Exercise directions: Scan the listing below for the word "JSON" and state how many lines hold it. Write nothing but the number.

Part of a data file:
[start]

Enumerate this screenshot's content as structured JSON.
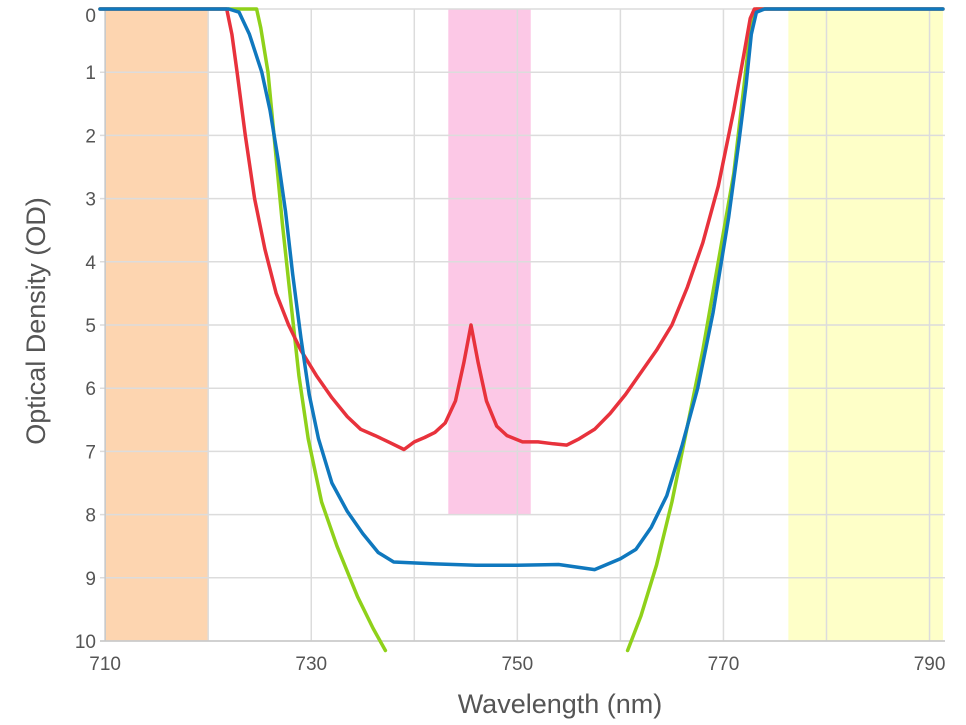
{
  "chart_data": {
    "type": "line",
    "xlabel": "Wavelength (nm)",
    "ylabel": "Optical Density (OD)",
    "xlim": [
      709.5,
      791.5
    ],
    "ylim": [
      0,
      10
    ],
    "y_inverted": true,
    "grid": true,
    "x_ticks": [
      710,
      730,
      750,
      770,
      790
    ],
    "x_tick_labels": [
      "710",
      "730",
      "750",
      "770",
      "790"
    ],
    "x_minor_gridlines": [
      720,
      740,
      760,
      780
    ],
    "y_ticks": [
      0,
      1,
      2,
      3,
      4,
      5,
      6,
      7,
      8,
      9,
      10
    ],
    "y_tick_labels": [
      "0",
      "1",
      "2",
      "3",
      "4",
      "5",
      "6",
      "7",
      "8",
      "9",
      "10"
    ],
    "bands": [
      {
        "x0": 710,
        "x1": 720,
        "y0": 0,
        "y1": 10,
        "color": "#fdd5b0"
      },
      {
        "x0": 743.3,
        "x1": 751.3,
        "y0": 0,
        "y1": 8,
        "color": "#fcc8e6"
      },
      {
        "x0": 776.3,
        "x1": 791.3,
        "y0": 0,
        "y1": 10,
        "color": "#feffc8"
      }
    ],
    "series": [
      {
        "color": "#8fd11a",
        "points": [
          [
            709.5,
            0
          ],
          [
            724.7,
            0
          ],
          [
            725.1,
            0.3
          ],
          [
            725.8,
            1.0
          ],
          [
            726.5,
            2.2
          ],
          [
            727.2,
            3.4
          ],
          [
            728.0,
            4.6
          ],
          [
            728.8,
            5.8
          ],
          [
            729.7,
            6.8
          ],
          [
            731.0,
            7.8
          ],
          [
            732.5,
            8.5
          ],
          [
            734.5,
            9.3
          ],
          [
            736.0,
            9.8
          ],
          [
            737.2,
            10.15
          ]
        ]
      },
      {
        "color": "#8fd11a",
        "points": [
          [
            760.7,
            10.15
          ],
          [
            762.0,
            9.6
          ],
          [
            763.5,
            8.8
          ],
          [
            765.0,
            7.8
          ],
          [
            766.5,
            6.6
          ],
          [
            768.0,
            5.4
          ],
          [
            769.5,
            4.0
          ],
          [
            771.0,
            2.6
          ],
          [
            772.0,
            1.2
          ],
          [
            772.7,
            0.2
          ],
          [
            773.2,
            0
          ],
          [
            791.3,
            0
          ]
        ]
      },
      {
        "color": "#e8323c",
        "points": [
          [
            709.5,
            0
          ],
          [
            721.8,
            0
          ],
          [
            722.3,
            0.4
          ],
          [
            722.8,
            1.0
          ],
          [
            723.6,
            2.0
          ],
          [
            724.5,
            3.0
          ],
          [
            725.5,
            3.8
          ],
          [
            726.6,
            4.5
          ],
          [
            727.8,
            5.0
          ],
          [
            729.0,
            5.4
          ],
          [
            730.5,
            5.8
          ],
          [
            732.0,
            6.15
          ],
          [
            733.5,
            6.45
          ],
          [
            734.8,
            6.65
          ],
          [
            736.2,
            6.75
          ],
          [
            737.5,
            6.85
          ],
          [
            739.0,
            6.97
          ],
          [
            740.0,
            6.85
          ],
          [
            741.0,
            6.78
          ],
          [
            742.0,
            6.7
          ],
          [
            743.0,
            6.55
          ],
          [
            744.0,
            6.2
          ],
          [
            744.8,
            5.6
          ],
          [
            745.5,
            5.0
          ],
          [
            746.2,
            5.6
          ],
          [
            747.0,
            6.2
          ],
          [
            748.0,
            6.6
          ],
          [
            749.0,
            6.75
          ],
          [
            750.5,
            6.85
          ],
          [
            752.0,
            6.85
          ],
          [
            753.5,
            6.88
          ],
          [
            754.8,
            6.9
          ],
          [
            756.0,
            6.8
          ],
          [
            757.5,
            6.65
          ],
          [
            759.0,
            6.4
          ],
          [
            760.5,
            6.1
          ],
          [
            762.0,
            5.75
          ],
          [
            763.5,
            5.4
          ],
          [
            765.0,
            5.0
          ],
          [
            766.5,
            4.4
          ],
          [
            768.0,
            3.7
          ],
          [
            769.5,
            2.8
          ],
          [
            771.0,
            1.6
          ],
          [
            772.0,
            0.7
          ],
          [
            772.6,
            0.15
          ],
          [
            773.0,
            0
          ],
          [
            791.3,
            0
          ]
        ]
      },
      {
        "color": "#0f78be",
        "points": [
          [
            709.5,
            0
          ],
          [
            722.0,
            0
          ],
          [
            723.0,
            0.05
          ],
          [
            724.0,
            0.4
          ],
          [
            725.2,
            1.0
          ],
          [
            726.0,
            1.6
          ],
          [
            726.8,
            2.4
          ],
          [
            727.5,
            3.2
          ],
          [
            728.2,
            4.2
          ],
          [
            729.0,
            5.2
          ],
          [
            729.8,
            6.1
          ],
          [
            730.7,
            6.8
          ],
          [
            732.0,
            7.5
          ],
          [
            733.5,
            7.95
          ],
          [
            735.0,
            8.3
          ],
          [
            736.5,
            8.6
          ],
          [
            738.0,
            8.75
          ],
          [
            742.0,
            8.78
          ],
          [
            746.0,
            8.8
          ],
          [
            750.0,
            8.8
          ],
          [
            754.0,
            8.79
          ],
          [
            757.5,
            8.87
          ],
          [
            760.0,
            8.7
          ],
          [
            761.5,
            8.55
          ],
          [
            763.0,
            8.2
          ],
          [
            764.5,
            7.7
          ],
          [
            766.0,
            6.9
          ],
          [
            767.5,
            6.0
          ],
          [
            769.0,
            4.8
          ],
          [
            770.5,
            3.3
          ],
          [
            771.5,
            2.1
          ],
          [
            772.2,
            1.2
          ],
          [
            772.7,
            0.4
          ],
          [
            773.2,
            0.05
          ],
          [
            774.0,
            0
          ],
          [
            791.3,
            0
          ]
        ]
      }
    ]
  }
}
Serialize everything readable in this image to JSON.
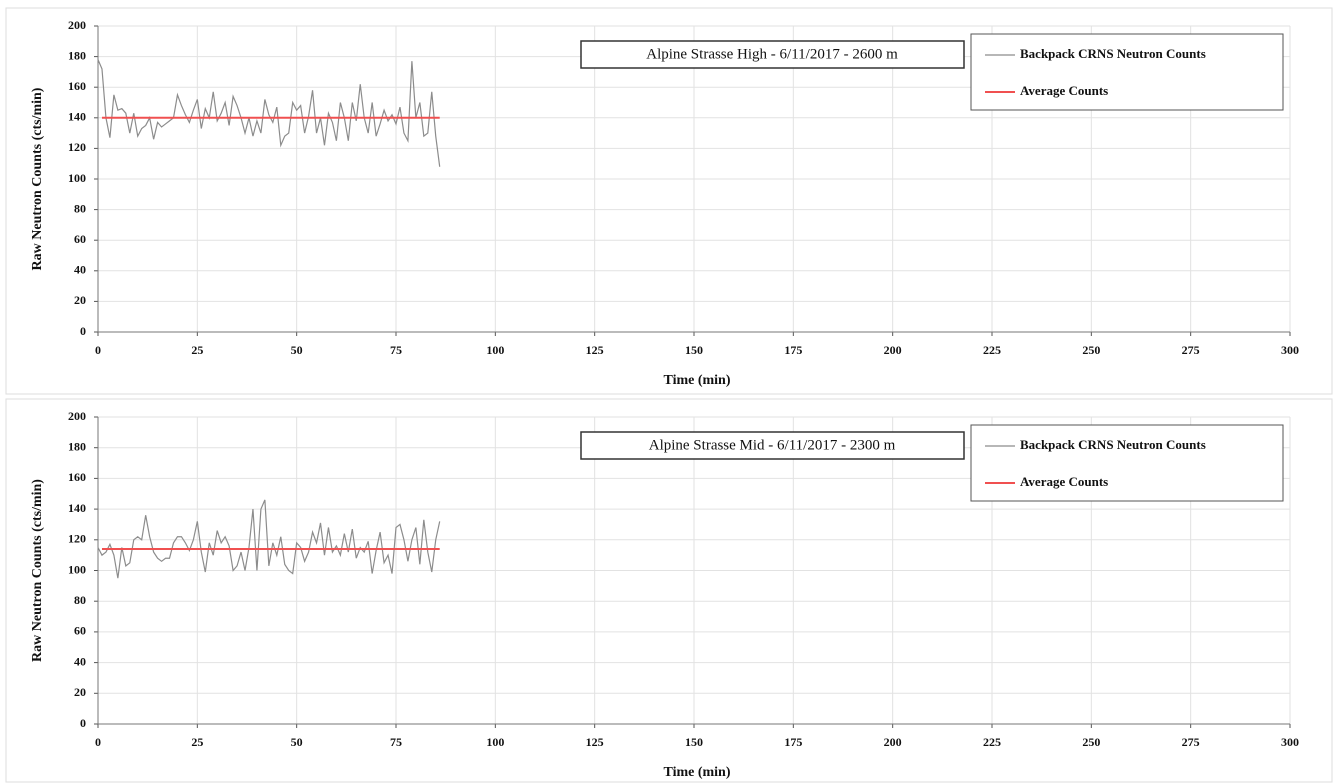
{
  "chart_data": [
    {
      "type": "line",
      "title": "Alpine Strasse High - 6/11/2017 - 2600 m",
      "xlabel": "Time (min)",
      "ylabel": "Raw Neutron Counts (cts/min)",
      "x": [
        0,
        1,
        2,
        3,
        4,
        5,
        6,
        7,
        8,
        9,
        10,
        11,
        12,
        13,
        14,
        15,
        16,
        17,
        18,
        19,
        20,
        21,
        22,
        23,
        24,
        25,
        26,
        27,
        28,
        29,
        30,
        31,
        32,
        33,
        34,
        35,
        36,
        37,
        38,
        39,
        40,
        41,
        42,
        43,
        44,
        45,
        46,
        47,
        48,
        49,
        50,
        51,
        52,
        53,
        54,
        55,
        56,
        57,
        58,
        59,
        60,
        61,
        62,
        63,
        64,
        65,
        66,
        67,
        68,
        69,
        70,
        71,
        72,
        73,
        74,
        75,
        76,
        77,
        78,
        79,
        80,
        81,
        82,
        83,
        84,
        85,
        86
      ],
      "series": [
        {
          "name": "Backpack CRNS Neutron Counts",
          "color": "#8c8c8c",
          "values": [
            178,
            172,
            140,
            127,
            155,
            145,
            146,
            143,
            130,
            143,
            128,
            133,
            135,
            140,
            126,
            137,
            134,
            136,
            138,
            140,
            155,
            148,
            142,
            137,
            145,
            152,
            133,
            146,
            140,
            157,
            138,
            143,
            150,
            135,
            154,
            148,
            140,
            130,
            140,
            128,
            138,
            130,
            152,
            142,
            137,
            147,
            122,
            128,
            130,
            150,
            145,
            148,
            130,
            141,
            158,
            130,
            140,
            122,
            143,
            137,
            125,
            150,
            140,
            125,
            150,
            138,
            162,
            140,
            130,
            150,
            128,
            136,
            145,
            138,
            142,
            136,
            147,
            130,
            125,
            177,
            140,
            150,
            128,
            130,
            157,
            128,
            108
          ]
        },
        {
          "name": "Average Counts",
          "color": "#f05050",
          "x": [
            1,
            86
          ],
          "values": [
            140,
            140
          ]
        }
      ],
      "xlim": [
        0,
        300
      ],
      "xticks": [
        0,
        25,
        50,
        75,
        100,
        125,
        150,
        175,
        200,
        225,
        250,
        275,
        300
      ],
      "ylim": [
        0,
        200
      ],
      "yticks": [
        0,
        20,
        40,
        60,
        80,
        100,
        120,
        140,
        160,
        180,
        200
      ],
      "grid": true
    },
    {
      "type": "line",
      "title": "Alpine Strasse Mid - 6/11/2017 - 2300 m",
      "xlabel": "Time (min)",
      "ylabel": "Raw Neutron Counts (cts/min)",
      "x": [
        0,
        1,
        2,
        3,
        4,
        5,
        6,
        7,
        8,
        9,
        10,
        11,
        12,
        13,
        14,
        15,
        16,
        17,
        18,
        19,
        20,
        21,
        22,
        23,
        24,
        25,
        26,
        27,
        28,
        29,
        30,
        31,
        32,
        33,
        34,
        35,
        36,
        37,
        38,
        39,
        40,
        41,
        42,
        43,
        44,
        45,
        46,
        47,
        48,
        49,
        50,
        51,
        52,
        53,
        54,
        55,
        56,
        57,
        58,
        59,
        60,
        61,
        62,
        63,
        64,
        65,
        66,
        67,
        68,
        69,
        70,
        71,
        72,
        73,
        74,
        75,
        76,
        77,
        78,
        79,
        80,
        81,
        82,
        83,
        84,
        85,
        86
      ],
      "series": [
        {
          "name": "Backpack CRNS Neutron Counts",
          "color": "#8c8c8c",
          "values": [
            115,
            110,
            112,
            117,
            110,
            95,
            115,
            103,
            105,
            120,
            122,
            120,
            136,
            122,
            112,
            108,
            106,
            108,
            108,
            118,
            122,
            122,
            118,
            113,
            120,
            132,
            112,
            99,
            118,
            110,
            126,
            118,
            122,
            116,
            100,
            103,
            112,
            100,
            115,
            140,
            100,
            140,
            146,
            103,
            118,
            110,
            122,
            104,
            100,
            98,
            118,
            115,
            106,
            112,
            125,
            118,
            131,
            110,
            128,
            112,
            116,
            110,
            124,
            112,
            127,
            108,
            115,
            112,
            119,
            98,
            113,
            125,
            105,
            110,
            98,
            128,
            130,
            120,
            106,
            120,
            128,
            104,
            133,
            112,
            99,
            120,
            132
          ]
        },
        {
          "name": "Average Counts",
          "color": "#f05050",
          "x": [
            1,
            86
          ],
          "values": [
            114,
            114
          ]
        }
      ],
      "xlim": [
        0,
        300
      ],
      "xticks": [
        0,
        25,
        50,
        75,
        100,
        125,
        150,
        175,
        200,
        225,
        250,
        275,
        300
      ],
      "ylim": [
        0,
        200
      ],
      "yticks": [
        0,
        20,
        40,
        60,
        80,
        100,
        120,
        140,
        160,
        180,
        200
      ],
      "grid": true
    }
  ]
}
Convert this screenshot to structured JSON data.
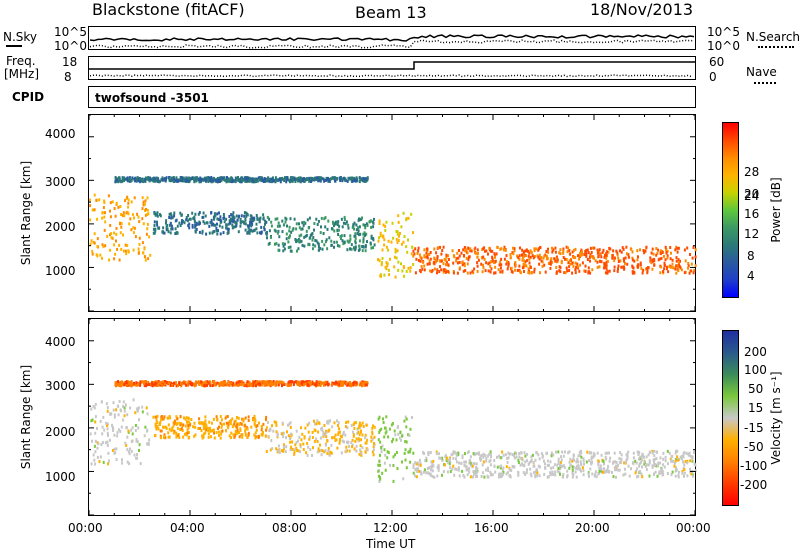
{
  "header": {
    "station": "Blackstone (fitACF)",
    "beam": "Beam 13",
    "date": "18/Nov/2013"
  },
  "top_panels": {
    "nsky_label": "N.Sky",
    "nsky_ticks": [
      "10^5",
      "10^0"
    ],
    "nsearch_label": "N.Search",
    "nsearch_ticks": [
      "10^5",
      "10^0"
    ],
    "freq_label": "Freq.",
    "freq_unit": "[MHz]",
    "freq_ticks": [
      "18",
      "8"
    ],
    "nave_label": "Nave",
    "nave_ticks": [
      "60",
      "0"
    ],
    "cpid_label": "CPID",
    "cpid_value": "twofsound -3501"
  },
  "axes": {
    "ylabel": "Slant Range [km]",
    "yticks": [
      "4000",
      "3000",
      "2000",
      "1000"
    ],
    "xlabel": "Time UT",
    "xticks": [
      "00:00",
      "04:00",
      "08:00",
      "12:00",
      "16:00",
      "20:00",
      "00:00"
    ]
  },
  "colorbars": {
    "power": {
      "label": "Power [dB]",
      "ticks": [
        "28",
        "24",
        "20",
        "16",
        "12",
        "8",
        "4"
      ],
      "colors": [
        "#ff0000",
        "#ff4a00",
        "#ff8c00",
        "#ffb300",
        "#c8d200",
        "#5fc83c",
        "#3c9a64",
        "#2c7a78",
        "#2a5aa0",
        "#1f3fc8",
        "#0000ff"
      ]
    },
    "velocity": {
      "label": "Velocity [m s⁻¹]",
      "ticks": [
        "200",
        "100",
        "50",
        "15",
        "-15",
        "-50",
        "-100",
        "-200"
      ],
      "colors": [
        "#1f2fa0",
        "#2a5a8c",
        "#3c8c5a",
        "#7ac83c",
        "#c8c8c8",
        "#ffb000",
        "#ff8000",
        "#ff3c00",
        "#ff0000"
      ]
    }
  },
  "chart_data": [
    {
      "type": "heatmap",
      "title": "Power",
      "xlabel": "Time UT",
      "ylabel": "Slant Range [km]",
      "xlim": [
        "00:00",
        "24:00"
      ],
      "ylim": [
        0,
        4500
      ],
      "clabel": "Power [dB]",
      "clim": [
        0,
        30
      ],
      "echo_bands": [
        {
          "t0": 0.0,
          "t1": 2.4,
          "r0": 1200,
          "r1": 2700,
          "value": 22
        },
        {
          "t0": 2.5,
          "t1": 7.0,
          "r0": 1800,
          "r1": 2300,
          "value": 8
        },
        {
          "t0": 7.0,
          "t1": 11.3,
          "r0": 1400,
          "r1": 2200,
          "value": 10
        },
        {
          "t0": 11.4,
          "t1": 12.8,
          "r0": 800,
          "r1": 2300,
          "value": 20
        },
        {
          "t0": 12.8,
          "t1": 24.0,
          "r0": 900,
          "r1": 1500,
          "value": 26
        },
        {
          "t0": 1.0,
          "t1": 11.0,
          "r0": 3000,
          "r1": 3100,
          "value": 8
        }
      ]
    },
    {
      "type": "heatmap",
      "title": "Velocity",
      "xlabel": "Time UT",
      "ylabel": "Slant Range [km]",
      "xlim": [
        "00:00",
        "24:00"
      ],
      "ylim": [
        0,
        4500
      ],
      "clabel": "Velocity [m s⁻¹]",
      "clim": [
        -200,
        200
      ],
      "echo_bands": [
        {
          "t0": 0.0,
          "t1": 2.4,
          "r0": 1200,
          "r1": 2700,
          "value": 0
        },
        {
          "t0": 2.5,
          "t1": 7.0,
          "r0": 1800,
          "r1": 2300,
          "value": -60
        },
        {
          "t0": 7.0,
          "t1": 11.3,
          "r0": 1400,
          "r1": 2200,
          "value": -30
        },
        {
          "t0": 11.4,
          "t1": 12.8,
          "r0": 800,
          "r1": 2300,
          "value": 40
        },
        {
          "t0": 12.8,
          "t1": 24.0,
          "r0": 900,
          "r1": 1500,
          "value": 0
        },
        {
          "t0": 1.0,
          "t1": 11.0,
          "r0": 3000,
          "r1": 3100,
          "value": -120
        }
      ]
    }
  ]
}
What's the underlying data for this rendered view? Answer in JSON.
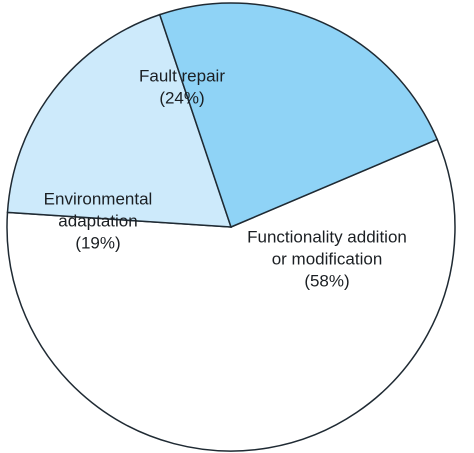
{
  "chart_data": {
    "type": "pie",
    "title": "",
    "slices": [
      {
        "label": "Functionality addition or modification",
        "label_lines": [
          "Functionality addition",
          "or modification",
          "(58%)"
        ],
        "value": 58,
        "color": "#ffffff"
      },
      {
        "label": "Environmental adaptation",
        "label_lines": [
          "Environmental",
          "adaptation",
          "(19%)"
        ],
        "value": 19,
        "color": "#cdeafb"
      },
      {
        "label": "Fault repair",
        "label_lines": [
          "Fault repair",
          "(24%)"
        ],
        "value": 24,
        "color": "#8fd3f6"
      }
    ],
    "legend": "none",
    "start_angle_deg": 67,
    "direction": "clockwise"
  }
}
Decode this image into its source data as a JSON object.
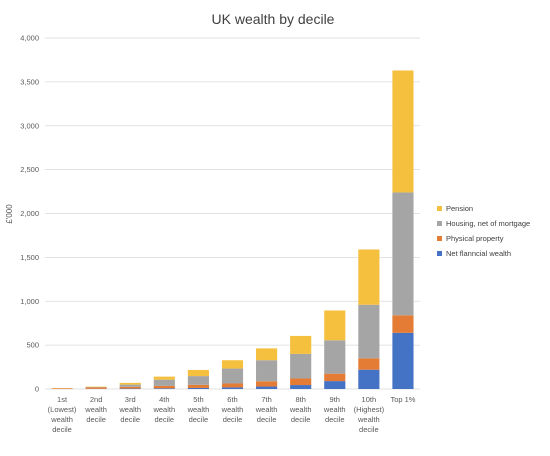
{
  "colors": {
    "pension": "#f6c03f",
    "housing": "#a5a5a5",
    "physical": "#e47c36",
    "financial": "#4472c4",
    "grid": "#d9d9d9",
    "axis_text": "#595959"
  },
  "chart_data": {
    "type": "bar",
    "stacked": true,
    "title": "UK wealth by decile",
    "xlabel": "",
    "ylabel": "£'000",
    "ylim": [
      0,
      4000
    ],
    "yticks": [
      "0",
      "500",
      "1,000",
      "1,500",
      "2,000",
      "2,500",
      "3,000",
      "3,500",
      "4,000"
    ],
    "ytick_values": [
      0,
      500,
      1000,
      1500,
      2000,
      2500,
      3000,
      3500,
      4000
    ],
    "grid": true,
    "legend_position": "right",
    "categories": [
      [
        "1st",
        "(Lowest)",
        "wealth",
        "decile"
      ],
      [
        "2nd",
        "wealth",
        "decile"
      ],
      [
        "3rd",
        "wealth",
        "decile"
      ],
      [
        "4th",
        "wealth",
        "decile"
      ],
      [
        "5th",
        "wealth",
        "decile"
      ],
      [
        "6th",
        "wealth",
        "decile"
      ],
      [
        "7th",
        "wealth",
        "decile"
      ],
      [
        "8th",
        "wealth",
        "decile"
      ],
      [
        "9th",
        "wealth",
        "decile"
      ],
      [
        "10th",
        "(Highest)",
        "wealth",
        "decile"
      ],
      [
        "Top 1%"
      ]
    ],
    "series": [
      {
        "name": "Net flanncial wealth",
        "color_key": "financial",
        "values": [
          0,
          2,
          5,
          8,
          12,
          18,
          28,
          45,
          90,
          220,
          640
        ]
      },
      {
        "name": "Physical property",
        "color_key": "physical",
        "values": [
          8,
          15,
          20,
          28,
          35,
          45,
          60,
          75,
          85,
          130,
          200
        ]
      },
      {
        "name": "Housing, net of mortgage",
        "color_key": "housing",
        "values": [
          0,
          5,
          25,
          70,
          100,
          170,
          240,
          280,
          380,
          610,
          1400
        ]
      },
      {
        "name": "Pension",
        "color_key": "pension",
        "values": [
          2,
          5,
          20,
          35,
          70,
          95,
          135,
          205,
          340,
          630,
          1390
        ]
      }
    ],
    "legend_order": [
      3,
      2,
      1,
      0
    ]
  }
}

[end]

Reply: 5